→ Given problem
Gather every line from the entries below that includes "Total".

→ Record excerpts
==============================

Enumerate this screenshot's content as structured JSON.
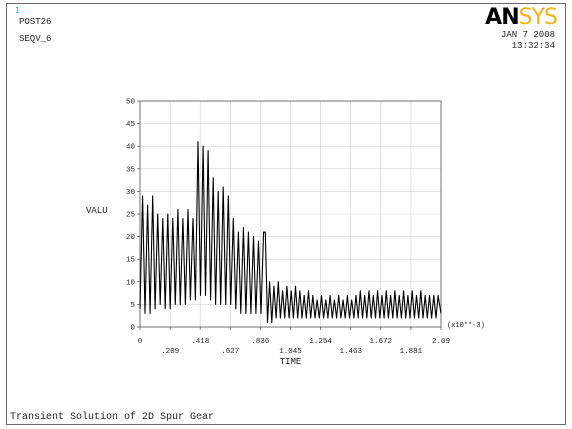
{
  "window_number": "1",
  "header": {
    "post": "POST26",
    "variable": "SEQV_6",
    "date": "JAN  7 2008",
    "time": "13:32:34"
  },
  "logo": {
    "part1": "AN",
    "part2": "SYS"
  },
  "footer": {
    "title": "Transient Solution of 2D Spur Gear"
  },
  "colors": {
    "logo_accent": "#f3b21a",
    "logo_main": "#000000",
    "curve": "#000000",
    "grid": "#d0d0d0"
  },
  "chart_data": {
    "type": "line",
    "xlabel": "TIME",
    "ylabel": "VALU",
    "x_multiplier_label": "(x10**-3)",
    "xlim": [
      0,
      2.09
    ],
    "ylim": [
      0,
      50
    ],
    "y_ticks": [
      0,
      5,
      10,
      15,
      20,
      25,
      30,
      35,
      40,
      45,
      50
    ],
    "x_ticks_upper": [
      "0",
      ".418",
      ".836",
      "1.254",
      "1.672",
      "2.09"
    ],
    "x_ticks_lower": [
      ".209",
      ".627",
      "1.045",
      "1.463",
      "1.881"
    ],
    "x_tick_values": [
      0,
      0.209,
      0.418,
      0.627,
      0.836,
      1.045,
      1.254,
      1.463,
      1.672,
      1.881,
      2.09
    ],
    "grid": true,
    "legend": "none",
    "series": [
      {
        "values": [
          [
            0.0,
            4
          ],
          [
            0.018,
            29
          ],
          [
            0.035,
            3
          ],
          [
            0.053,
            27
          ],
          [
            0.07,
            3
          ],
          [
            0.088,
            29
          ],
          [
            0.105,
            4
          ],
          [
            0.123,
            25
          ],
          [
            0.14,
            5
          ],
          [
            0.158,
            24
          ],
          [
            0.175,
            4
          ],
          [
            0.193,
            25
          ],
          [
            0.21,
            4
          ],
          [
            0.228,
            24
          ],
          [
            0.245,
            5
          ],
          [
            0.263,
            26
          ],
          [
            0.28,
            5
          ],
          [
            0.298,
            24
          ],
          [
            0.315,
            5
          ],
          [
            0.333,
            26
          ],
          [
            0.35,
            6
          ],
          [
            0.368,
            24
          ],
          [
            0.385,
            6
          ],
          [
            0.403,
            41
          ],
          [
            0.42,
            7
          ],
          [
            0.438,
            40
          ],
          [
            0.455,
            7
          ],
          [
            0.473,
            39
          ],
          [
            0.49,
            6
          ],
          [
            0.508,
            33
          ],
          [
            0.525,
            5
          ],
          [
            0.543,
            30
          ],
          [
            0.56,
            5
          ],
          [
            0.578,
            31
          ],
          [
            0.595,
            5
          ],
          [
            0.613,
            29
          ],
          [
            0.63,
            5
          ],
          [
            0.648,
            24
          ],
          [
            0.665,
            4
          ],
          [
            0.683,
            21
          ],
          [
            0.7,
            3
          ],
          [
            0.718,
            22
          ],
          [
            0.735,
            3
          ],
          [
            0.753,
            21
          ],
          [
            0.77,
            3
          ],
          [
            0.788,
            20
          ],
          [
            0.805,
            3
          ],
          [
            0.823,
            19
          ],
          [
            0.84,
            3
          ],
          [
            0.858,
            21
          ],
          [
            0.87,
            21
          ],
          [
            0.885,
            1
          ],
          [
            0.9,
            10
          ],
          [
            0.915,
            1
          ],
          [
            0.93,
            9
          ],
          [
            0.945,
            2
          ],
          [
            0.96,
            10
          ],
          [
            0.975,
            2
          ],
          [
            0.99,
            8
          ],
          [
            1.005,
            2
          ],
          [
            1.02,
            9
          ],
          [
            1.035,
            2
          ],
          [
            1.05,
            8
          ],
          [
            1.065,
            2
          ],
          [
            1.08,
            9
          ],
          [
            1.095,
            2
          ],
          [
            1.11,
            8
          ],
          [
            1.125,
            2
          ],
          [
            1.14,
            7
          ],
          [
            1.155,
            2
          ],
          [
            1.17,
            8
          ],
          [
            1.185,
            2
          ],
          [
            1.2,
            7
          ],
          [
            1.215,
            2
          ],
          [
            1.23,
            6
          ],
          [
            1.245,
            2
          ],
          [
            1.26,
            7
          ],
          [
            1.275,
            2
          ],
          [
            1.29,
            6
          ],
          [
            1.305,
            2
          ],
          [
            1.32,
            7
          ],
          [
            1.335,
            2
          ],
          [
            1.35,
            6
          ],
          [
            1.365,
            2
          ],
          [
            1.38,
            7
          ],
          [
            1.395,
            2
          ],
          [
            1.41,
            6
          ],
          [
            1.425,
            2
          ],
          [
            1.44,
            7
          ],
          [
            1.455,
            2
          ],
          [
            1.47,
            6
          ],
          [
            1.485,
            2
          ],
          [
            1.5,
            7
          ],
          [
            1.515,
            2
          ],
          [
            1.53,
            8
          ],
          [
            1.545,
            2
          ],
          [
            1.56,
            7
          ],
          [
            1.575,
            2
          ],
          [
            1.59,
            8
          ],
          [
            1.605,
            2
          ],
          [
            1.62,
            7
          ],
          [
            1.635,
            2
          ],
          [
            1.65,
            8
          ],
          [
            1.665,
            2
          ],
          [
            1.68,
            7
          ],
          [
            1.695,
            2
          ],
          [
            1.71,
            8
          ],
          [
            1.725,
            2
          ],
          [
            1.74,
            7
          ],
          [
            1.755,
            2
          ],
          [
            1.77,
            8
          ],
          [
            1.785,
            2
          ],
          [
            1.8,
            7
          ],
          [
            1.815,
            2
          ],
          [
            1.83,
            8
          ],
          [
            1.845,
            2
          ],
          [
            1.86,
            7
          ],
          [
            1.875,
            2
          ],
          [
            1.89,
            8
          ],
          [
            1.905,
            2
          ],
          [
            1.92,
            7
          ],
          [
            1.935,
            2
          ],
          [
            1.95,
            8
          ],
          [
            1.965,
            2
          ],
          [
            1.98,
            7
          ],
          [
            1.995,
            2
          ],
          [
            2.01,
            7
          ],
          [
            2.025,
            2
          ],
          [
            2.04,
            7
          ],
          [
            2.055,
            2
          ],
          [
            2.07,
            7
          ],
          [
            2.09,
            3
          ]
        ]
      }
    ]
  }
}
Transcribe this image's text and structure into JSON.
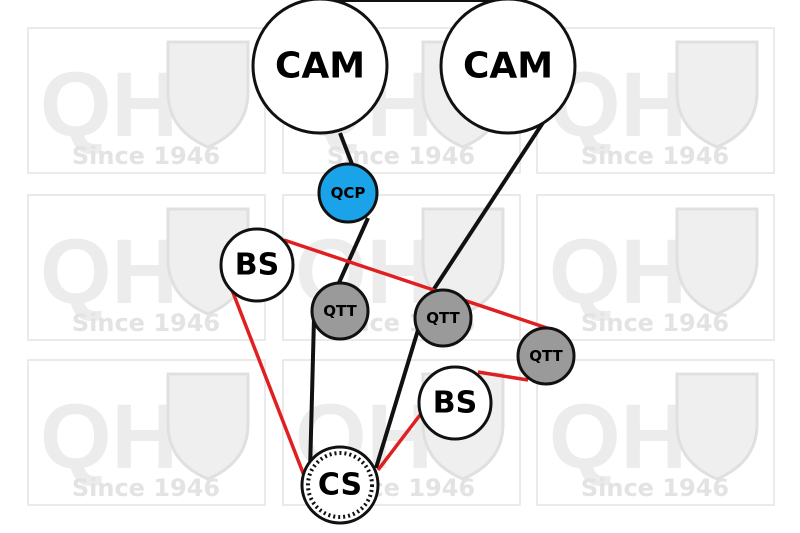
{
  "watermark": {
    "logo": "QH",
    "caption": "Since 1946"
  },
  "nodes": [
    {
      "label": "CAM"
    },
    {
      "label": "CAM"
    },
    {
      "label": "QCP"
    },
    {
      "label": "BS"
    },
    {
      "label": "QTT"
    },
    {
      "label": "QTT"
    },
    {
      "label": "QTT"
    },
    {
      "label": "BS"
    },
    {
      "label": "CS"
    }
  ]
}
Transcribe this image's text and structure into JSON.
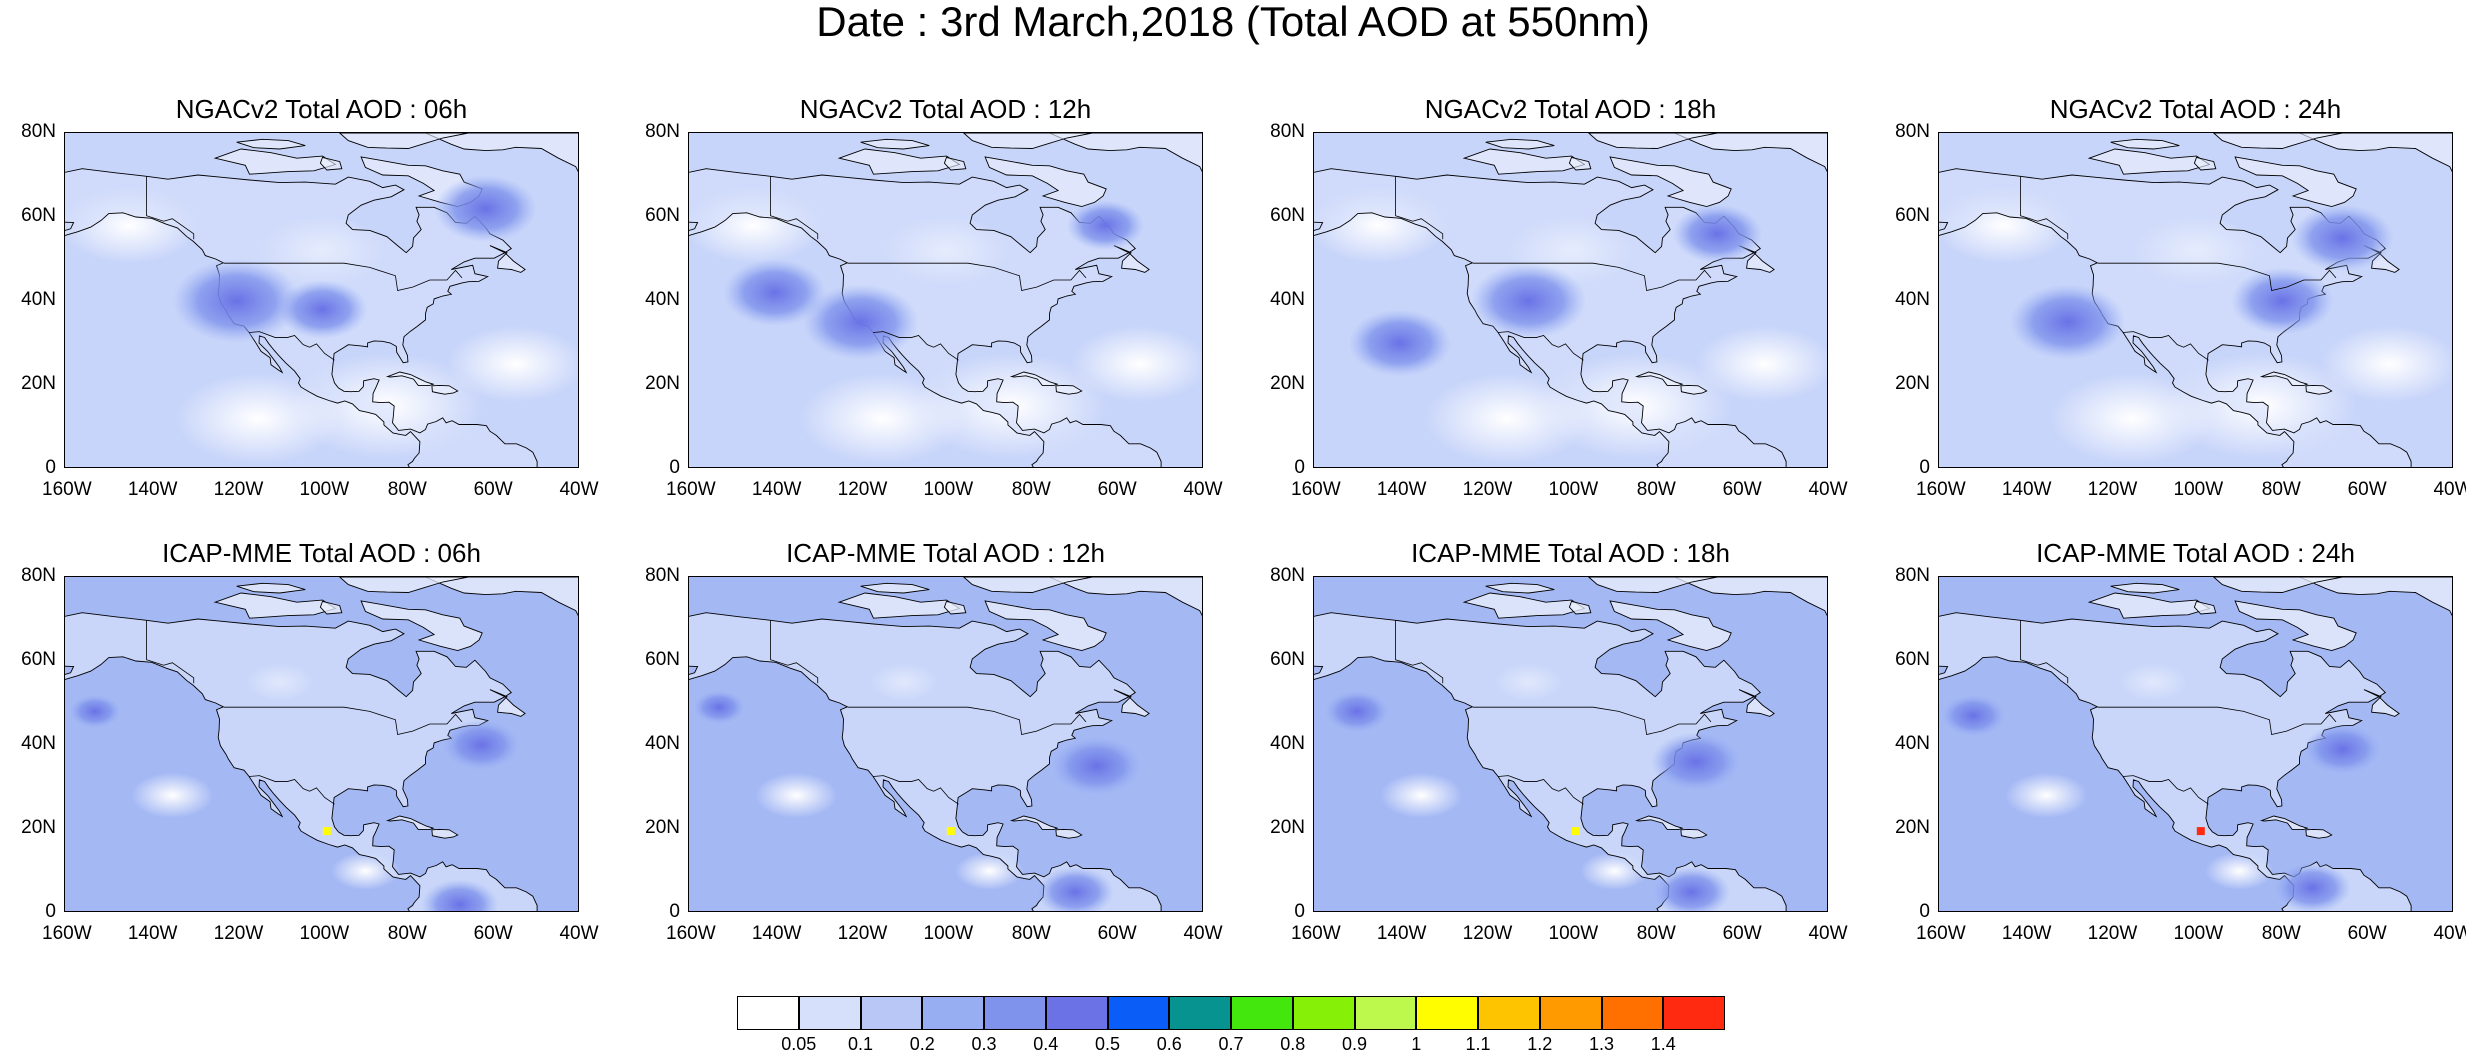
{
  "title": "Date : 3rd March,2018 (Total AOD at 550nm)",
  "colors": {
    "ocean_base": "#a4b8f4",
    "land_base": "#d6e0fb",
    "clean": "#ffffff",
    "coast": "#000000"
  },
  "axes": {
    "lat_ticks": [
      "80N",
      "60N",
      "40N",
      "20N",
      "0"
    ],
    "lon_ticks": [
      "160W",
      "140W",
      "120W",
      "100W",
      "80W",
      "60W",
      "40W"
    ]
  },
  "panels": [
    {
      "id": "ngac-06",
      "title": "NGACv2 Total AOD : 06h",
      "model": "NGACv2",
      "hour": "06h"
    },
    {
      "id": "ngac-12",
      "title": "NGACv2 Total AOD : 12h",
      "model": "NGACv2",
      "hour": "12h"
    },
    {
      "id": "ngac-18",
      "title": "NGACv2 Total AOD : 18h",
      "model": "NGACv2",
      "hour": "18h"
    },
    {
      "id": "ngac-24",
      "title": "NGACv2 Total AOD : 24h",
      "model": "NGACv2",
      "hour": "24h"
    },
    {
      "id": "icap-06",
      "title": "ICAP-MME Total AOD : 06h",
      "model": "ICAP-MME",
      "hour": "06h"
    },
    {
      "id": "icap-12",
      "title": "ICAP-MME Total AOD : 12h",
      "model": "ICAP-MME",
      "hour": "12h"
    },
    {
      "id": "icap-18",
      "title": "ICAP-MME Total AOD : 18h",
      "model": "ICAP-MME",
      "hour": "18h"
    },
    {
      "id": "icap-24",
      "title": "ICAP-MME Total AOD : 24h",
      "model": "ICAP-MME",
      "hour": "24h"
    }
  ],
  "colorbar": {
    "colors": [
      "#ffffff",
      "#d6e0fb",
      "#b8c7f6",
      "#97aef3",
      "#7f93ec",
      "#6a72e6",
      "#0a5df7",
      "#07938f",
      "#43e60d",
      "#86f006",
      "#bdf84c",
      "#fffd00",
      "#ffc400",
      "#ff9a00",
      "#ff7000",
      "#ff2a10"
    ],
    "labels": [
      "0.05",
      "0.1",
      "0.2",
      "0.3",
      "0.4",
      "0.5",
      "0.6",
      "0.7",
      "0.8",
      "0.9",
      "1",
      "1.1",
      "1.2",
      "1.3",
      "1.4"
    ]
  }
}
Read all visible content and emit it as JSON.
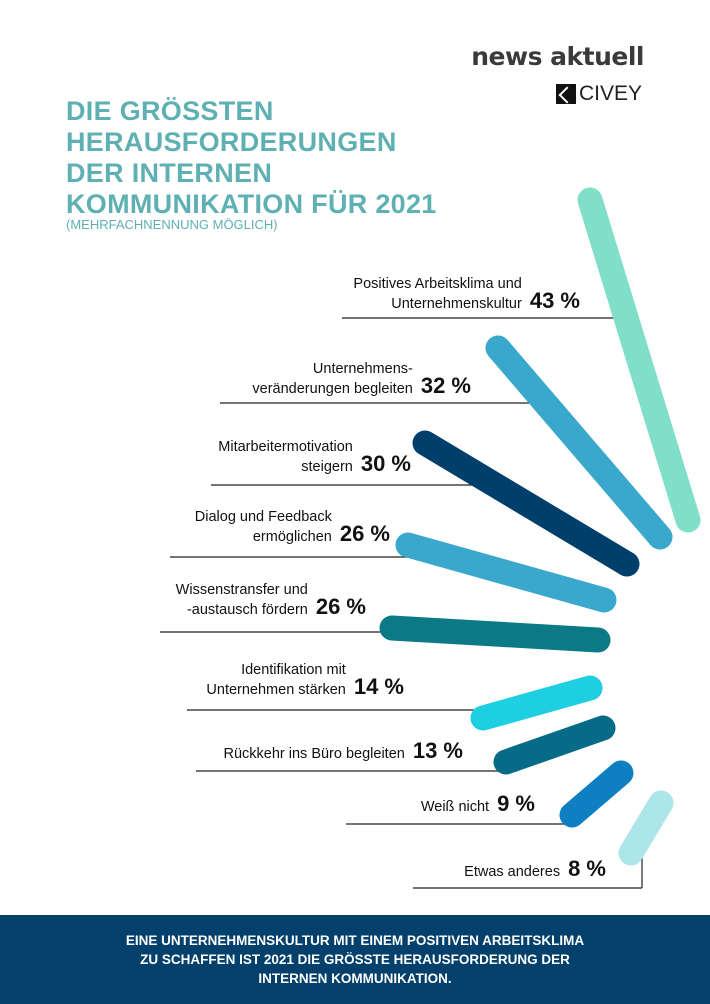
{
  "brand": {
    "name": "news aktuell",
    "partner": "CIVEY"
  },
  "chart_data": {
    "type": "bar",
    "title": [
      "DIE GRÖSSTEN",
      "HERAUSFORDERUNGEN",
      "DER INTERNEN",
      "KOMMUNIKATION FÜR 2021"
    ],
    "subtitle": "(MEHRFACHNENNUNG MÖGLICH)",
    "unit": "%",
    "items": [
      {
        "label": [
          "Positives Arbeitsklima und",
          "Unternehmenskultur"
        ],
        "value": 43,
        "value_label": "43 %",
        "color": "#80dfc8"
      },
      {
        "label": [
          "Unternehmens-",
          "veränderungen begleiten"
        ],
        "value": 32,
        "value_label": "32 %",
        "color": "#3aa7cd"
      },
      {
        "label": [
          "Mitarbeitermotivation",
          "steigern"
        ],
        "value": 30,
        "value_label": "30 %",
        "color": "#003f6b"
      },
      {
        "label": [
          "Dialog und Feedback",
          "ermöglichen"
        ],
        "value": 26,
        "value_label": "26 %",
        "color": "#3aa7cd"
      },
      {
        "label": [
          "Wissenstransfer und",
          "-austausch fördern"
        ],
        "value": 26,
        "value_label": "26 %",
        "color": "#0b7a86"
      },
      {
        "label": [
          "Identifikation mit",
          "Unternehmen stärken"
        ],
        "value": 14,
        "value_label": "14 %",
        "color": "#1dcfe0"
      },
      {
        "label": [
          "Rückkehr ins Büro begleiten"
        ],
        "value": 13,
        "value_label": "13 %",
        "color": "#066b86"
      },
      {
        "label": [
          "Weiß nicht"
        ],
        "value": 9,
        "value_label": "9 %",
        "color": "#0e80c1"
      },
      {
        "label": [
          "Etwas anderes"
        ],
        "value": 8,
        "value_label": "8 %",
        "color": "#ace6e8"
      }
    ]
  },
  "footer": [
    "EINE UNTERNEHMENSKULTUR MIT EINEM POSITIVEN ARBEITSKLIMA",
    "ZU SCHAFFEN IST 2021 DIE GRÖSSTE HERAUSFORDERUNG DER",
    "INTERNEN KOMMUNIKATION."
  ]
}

==============================

→ Answer
  "title": "Date : 3rd March,2018 (Total AOD at 550nm)",
      "title": "NGACv2 Total AOD : 06h",
      "title": "NGACv2 Total AOD : 12h",
      "title": "NGACv2 Total AOD : 18h",
      "title": "NGACv2 Total AOD : 24h",
      "title": "ICAP-MME Total AOD : 06h",
      "title": "ICAP-MME Total AOD : 12h",
      "title": "ICAP-MME Total AOD : 18h",
      "title": "ICAP-MME Total AOD : 24h",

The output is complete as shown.